[Extracted data entries]
<<<<

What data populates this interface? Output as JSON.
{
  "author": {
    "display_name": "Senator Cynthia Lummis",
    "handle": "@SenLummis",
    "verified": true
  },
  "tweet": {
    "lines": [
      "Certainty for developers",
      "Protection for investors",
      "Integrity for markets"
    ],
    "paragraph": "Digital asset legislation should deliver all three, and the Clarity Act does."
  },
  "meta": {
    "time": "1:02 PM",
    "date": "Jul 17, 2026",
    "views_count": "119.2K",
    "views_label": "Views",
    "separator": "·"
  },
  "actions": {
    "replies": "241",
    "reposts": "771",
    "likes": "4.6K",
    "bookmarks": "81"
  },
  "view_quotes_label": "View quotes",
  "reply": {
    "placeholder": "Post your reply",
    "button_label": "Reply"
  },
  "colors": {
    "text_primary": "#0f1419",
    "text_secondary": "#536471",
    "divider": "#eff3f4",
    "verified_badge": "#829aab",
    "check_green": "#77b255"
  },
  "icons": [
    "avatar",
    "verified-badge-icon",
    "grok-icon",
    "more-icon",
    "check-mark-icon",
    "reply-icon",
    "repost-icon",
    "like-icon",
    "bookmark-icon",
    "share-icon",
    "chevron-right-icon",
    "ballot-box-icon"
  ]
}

>>>>

## WORK INSTRUCTIONS
Retype the listing. Match it exactly.

## ANSWER TO THE EXERCISE
What data populates this interface? Output as JSON.
{
  "author": {
    "display_name": "Senator Cynthia Lummis",
    "handle": "@SenLummis",
    "verified": true
  },
  "tweet": {
    "lines": [
      "Certainty for developers",
      "Protection for investors",
      "Integrity for markets"
    ],
    "paragraph": "Digital asset legislation should deliver all three, and the Clarity Act does."
  },
  "meta": {
    "time": "1:02 PM",
    "date": "Jul 17, 2026",
    "views_count": "119.2K",
    "views_label": "Views",
    "separator": "·"
  },
  "actions": {
    "replies": "241",
    "reposts": "771",
    "likes": "4.6K",
    "bookmarks": "81"
  },
  "view_quotes_label": "View quotes",
  "reply": {
    "placeholder": "Post your reply",
    "button_label": "Reply"
  },
  "colors": {
    "text_primary": "#0f1419",
    "text_secondary": "#536471",
    "divider": "#eff3f4",
    "verified_badge": "#829aab",
    "check_green": "#77b255"
  },
  "icons": [
    "avatar",
    "verified-badge-icon",
    "grok-icon",
    "more-icon",
    "check-mark-icon",
    "reply-icon",
    "repost-icon",
    "like-icon",
    "bookmark-icon",
    "share-icon",
    "chevron-right-icon",
    "ballot-box-icon"
  ]
}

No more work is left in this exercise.